> Figure data in JSON
--- start ---

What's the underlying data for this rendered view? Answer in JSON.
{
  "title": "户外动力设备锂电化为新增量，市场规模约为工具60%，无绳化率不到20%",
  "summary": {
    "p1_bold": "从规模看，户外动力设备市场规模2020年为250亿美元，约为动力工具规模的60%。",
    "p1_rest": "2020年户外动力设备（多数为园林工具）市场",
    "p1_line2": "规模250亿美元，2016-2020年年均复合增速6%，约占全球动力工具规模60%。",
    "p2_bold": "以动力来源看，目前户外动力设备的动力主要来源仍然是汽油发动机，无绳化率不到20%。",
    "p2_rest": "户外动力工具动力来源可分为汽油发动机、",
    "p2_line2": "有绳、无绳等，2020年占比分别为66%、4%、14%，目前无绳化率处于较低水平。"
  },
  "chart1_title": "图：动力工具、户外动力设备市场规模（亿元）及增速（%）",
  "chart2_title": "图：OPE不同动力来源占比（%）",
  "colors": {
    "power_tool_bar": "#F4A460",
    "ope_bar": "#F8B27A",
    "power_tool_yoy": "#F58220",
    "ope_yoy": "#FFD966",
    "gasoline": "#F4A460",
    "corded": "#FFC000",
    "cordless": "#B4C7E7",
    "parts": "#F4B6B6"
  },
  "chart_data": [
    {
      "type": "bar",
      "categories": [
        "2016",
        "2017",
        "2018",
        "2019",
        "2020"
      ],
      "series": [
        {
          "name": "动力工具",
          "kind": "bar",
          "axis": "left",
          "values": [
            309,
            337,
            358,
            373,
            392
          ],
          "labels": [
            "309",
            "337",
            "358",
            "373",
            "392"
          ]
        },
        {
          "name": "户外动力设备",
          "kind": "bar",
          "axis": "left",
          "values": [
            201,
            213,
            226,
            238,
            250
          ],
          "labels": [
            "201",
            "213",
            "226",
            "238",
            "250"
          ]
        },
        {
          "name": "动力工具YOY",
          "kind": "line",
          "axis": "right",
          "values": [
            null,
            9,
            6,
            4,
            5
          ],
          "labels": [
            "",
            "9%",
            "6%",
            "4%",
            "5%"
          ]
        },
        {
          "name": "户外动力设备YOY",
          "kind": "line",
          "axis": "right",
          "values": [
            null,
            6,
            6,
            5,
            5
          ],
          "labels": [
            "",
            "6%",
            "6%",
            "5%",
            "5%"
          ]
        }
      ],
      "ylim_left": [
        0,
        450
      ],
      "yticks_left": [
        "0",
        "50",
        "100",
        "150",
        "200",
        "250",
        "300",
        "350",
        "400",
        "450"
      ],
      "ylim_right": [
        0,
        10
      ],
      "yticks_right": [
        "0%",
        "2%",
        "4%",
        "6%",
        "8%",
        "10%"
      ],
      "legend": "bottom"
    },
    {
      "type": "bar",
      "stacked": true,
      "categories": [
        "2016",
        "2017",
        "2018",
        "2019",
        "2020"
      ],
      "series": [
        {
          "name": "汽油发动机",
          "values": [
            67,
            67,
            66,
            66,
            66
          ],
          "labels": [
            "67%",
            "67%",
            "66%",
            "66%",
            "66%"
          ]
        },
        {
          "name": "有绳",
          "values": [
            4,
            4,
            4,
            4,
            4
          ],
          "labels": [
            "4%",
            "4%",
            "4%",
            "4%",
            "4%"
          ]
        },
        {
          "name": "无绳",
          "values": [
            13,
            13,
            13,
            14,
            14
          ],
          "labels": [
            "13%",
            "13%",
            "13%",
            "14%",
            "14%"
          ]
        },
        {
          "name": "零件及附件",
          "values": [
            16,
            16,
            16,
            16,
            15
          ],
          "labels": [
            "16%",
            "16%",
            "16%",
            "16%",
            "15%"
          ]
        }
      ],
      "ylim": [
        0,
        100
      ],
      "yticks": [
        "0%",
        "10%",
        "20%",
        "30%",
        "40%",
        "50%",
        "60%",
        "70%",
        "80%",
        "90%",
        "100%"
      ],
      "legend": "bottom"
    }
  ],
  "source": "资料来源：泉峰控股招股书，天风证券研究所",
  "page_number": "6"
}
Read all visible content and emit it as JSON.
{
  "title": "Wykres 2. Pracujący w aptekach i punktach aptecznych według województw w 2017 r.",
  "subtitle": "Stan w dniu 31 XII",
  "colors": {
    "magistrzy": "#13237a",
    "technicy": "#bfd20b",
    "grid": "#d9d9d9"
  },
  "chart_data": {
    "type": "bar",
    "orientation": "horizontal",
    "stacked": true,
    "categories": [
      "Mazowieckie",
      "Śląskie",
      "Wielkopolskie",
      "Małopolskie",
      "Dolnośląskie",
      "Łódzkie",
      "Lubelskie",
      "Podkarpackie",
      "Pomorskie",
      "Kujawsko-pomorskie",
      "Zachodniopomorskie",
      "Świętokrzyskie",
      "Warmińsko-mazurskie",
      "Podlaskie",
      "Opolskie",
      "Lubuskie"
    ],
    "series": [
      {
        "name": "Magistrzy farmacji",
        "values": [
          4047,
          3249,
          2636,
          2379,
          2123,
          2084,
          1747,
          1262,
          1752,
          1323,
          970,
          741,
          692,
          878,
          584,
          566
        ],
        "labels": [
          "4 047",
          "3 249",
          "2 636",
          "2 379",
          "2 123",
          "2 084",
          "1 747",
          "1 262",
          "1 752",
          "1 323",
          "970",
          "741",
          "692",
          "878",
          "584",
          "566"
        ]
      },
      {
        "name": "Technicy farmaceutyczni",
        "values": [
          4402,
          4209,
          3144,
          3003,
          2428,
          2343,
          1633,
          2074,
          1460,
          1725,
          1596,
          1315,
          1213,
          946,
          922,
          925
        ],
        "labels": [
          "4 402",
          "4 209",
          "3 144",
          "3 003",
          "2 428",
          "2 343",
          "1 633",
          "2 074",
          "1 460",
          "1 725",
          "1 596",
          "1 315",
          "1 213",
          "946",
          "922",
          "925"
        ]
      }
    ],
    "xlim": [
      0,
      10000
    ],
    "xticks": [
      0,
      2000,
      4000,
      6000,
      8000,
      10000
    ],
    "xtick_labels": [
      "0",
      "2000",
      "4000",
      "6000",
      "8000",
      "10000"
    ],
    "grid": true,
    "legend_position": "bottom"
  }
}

--- end ---

> Do this
Write out every entry word for word.

> Written solution
What's the underlying data for this rendered view? Answer in JSON.
{
  "title": "户外动力设备锂电化为新增量，市场规模约为工具60%，无绳化率不到20%",
  "summary": {
    "p1_bold": "从规模看，户外动力设备市场规模2020年为250亿美元，约为动力工具规模的60%。",
    "p1_rest": "2020年户外动力设备（多数为园林工具）市场",
    "p1_line2": "规模250亿美元，2016-2020年年均复合增速6%，约占全球动力工具规模60%。",
    "p2_bold": "以动力来源看，目前户外动力设备的动力主要来源仍然是汽油发动机，无绳化率不到20%。",
    "p2_rest": "户外动力工具动力来源可分为汽油发动机、",
    "p2_line2": "有绳、无绳等，2020年占比分别为66%、4%、14%，目前无绳化率处于较低水平。"
  },
  "chart1_title": "图：动力工具、户外动力设备市场规模（亿元）及增速（%）",
  "chart2_title": "图：OPE不同动力来源占比（%）",
  "colors": {
    "power_tool_bar": "#F4A460",
    "ope_bar": "#F8B27A",
    "power_tool_yoy": "#F58220",
    "ope_yoy": "#FFD966",
    "gasoline": "#F4A460",
    "corded": "#FFC000",
    "cordless": "#B4C7E7",
    "parts": "#F4B6B6"
  },
  "chart_data": [
    {
      "type": "bar",
      "categories": [
        "2016",
        "2017",
        "2018",
        "2019",
        "2020"
      ],
      "series": [
        {
          "name": "动力工具",
          "kind": "bar",
          "axis": "left",
          "values": [
            309,
            337,
            358,
            373,
            392
          ],
          "labels": [
            "309",
            "337",
            "358",
            "373",
            "392"
          ]
        },
        {
          "name": "户外动力设备",
          "kind": "bar",
          "axis": "left",
          "values": [
            201,
            213,
            226,
            238,
            250
          ],
          "labels": [
            "201",
            "213",
            "226",
            "238",
            "250"
          ]
        },
        {
          "name": "动力工具YOY",
          "kind": "line",
          "axis": "right",
          "values": [
            null,
            9,
            6,
            4,
            5
          ],
          "labels": [
            "",
            "9%",
            "6%",
            "4%",
            "5%"
          ]
        },
        {
          "name": "户外动力设备YOY",
          "kind": "line",
          "axis": "right",
          "values": [
            null,
            6,
            6,
            5,
            5
          ],
          "labels": [
            "",
            "6%",
            "6%",
            "5%",
            "5%"
          ]
        }
      ],
      "ylim_left": [
        0,
        450
      ],
      "yticks_left": [
        "0",
        "50",
        "100",
        "150",
        "200",
        "250",
        "300",
        "350",
        "400",
        "450"
      ],
      "ylim_right": [
        0,
        10
      ],
      "yticks_right": [
        "0%",
        "2%",
        "4%",
        "6%",
        "8%",
        "10%"
      ],
      "legend": "bottom"
    },
    {
      "type": "bar",
      "stacked": true,
      "categories": [
        "2016",
        "2017",
        "2018",
        "2019",
        "2020"
      ],
      "series": [
        {
          "name": "汽油发动机",
          "values": [
            67,
            67,
            66,
            66,
            66
          ],
          "labels": [
            "67%",
            "67%",
            "66%",
            "66%",
            "66%"
          ]
        },
        {
          "name": "有绳",
          "values": [
            4,
            4,
            4,
            4,
            4
          ],
          "labels": [
            "4%",
            "4%",
            "4%",
            "4%",
            "4%"
          ]
        },
        {
          "name": "无绳",
          "values": [
            13,
            13,
            13,
            14,
            14
          ],
          "labels": [
            "13%",
            "13%",
            "13%",
            "14%",
            "14%"
          ]
        },
        {
          "name": "零件及附件",
          "values": [
            16,
            16,
            16,
            16,
            15
          ],
          "labels": [
            "16%",
            "16%",
            "16%",
            "16%",
            "15%"
          ]
        }
      ],
      "ylim": [
        0,
        100
      ],
      "yticks": [
        "0%",
        "10%",
        "20%",
        "30%",
        "40%",
        "50%",
        "60%",
        "70%",
        "80%",
        "90%",
        "100%"
      ],
      "legend": "bottom"
    }
  ],
  "source": "资料来源：泉峰控股招股书，天风证券研究所",
  "page_number": "6"
}
Read all visible content and emit it as JSON.
{
  "title": "Wykres 2. Pracujący w aptekach i punktach aptecznych według województw w 2017 r.",
  "subtitle": "Stan w dniu 31 XII",
  "colors": {
    "magistrzy": "#13237a",
    "technicy": "#bfd20b",
    "grid": "#d9d9d9"
  },
  "chart_data": {
    "type": "bar",
    "orientation": "horizontal",
    "stacked": true,
    "categories": [
      "Mazowieckie",
      "Śląskie",
      "Wielkopolskie",
      "Małopolskie",
      "Dolnośląskie",
      "Łódzkie",
      "Lubelskie",
      "Podkarpackie",
      "Pomorskie",
      "Kujawsko-pomorskie",
      "Zachodniopomorskie",
      "Świętokrzyskie",
      "Warmińsko-mazurskie",
      "Podlaskie",
      "Opolskie",
      "Lubuskie"
    ],
    "series": [
      {
        "name": "Magistrzy farmacji",
        "values": [
          4047,
          3249,
          2636,
          2379,
          2123,
          2084,
          1747,
          1262,
          1752,
          1323,
          970,
          741,
          692,
          878,
          584,
          566
        ],
        "labels": [
          "4 047",
          "3 249",
          "2 636",
          "2 379",
          "2 123",
          "2 084",
          "1 747",
          "1 262",
          "1 752",
          "1 323",
          "970",
          "741",
          "692",
          "878",
          "584",
          "566"
        ]
      },
      {
        "name": "Technicy farmaceutyczni",
        "values": [
          4402,
          4209,
          3144,
          3003,
          2428,
          2343,
          1633,
          2074,
          1460,
          1725,
          1596,
          1315,
          1213,
          946,
          922,
          925
        ],
        "labels": [
          "4 402",
          "4 209",
          "3 144",
          "3 003",
          "2 428",
          "2 343",
          "1 633",
          "2 074",
          "1 460",
          "1 725",
          "1 596",
          "1 315",
          "1 213",
          "946",
          "922",
          "925"
        ]
      }
    ],
    "xlim": [
      0,
      10000
    ],
    "xticks": [
      0,
      2000,
      4000,
      6000,
      8000,
      10000
    ],
    "xtick_labels": [
      "0",
      "2000",
      "4000",
      "6000",
      "8000",
      "10000"
    ],
    "grid": true,
    "legend_position": "bottom"
  }
}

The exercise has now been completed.